Instructions to follow -> Count how many lines contain the word "earth". Please give only the number.

Exercise input ->
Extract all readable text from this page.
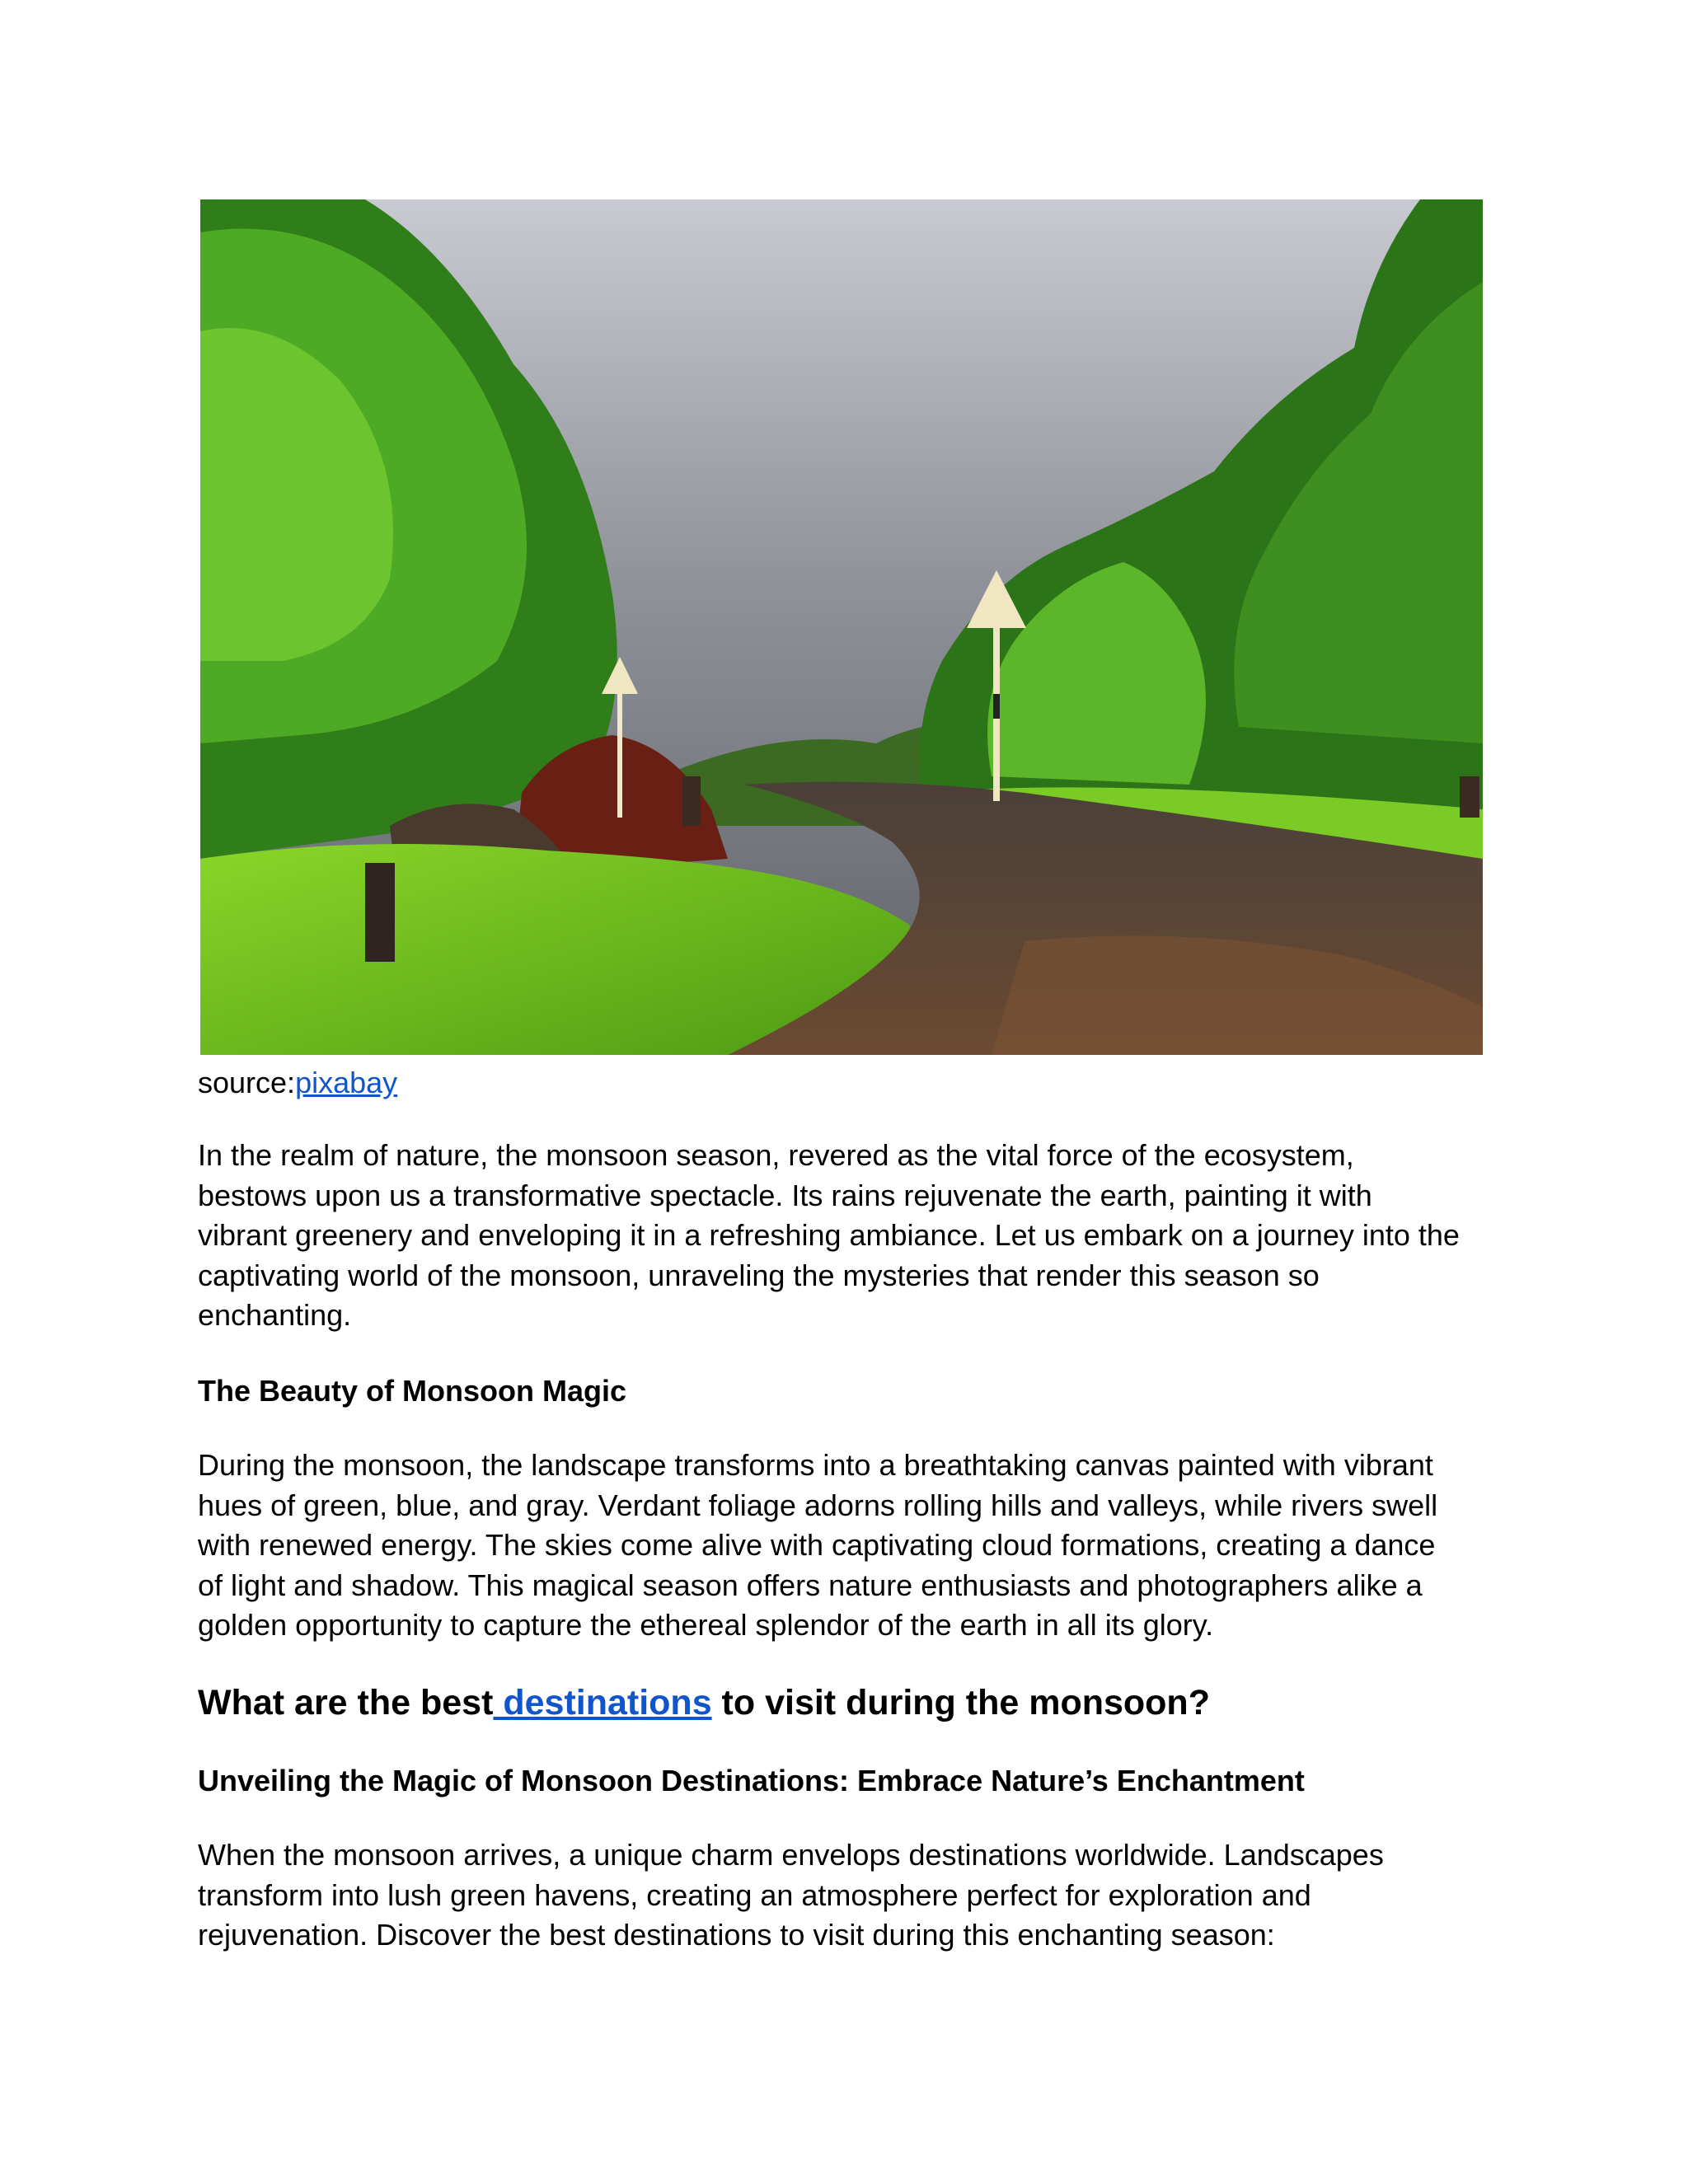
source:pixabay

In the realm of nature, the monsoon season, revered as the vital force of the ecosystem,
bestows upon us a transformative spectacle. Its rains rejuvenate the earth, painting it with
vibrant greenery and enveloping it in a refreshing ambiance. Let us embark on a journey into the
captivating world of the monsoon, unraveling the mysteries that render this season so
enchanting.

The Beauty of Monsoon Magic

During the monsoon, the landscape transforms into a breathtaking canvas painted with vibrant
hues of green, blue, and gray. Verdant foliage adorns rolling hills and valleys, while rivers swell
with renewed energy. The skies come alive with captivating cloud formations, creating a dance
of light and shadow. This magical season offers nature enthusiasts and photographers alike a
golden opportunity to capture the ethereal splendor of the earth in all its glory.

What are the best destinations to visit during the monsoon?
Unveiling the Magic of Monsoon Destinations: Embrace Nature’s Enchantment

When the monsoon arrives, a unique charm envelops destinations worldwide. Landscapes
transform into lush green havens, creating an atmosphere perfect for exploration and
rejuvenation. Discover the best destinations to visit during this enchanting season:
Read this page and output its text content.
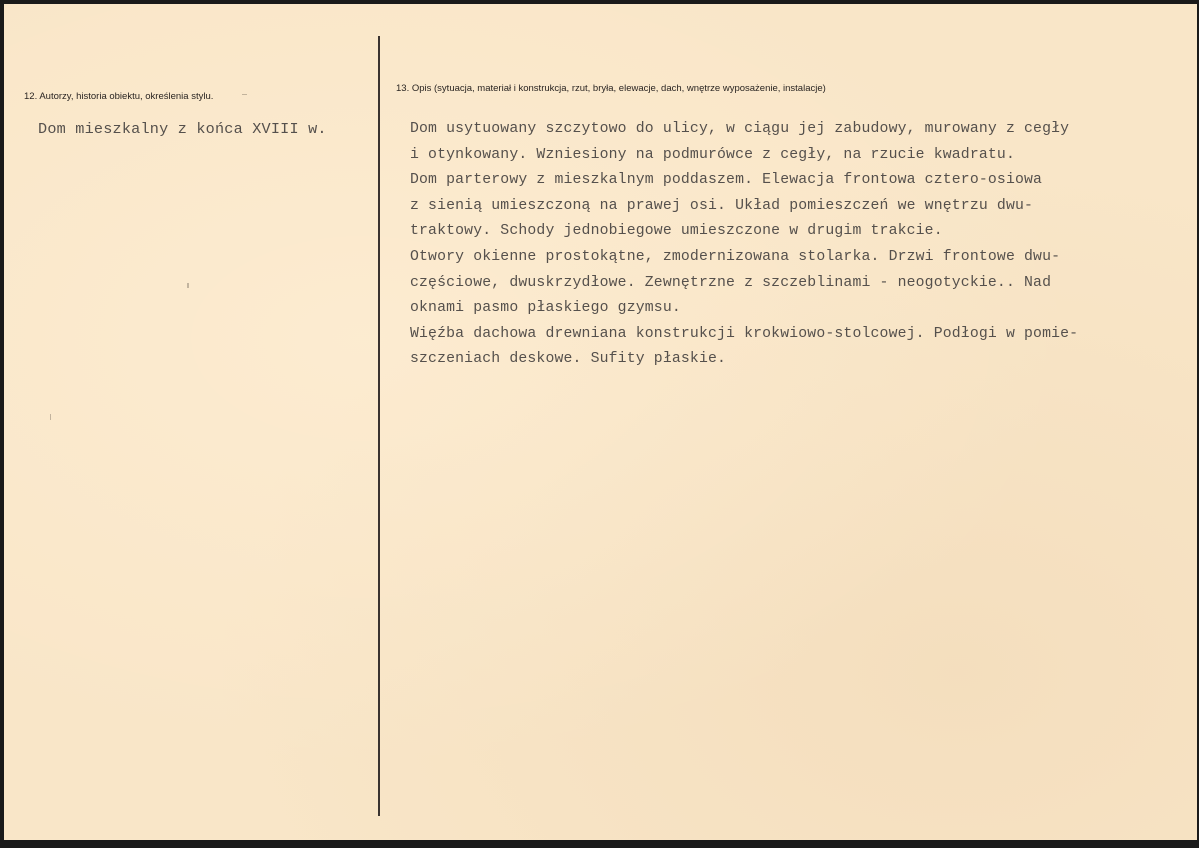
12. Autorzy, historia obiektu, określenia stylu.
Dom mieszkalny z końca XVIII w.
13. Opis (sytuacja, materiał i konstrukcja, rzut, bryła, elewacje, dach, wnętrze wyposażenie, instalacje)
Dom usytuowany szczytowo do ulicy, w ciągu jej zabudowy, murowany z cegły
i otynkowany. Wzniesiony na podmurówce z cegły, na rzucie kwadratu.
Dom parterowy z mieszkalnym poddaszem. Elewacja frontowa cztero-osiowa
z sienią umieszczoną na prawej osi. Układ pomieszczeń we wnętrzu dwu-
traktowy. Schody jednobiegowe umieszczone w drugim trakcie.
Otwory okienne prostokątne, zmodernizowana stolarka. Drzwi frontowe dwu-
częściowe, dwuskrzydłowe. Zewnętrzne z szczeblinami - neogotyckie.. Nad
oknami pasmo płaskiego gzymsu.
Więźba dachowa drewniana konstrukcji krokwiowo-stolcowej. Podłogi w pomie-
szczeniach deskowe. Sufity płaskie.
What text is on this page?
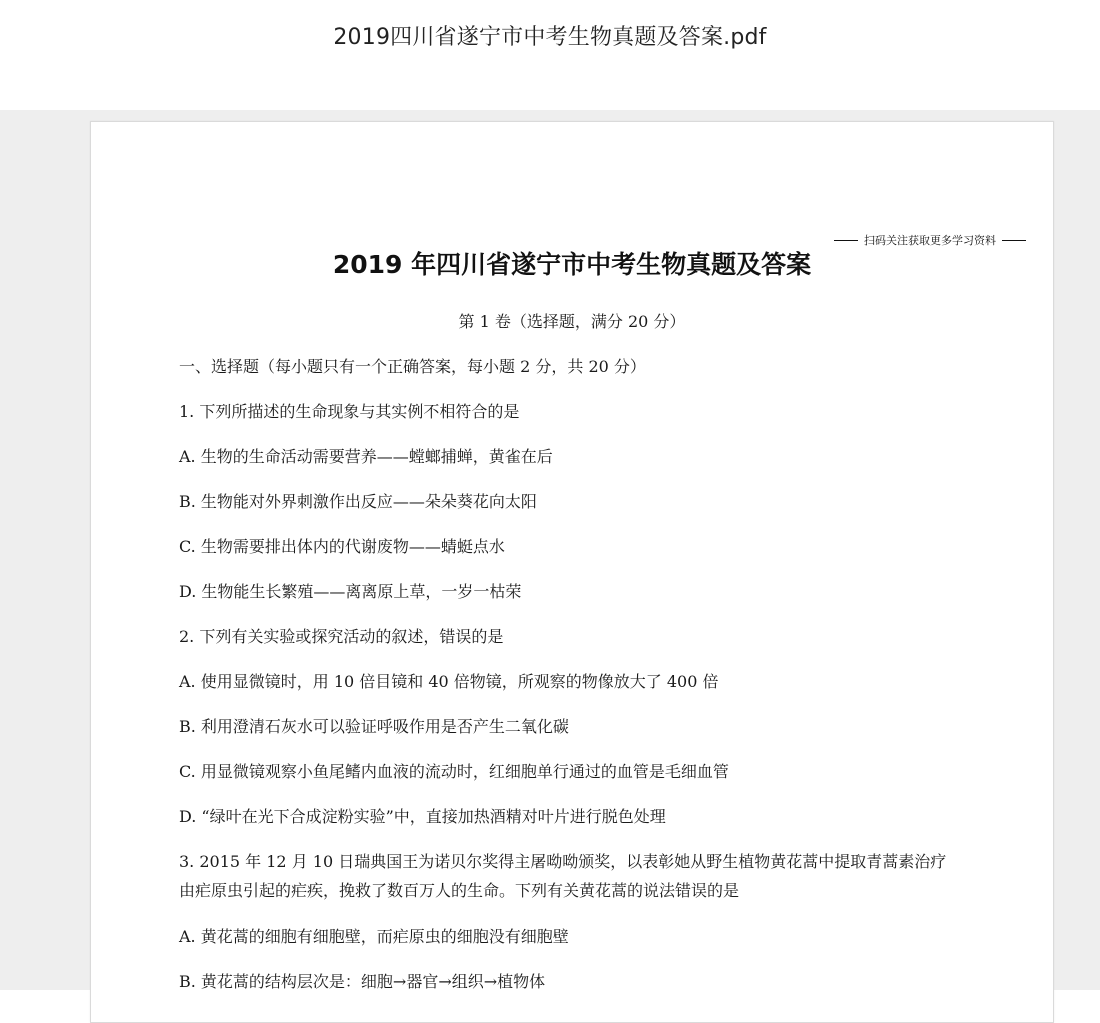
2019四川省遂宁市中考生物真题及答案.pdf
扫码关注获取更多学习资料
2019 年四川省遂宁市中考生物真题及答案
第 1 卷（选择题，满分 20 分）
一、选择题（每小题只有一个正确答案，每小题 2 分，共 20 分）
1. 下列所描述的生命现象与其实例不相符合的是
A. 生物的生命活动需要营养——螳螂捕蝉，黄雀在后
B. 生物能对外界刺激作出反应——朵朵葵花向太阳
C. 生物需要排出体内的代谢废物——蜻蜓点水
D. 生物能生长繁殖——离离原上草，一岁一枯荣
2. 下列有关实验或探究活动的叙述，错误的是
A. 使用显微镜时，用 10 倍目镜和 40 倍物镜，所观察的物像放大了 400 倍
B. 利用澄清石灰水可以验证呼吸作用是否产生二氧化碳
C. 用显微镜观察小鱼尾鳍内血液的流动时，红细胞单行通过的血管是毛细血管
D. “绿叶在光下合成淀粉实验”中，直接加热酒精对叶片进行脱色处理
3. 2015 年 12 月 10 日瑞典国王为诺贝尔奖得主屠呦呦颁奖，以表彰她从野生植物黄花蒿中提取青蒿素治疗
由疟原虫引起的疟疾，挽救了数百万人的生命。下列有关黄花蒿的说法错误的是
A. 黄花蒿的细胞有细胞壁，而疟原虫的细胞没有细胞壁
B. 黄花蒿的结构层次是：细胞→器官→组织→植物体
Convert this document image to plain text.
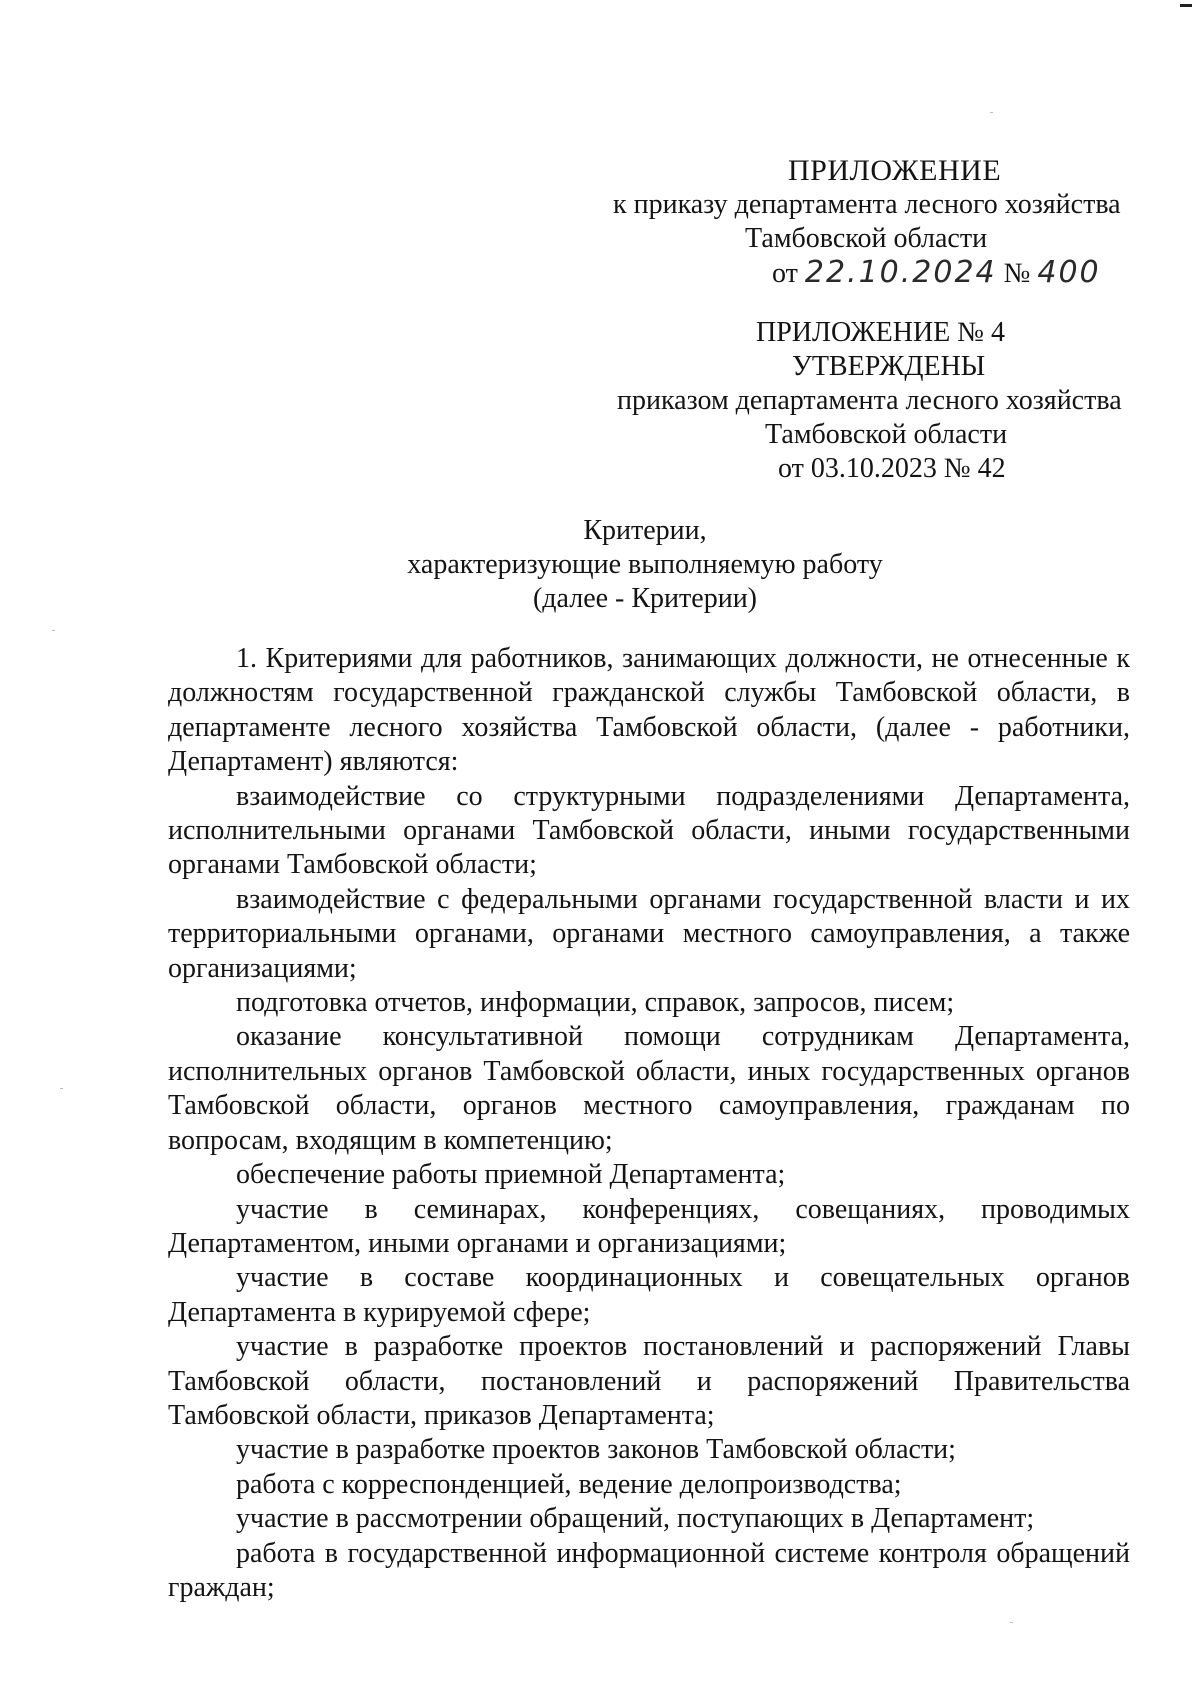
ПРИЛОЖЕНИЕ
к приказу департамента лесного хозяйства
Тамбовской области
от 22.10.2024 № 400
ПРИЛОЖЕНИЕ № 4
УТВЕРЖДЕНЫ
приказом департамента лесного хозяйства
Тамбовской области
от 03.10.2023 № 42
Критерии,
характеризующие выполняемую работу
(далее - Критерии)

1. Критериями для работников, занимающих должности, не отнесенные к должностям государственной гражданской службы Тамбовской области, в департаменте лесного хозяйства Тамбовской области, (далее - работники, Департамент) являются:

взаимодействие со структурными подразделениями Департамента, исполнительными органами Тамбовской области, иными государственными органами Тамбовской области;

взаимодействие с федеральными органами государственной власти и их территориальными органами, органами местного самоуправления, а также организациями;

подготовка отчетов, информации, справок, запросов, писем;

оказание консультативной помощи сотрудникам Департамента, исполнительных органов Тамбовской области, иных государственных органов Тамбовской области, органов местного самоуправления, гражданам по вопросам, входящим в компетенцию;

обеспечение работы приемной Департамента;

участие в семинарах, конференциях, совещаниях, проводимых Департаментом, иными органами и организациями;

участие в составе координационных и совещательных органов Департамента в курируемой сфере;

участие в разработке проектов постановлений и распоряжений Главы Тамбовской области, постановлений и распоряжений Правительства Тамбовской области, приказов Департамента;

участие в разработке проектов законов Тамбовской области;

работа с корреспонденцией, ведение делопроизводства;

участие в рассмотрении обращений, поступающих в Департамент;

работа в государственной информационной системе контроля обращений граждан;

Answer to the problem -> 2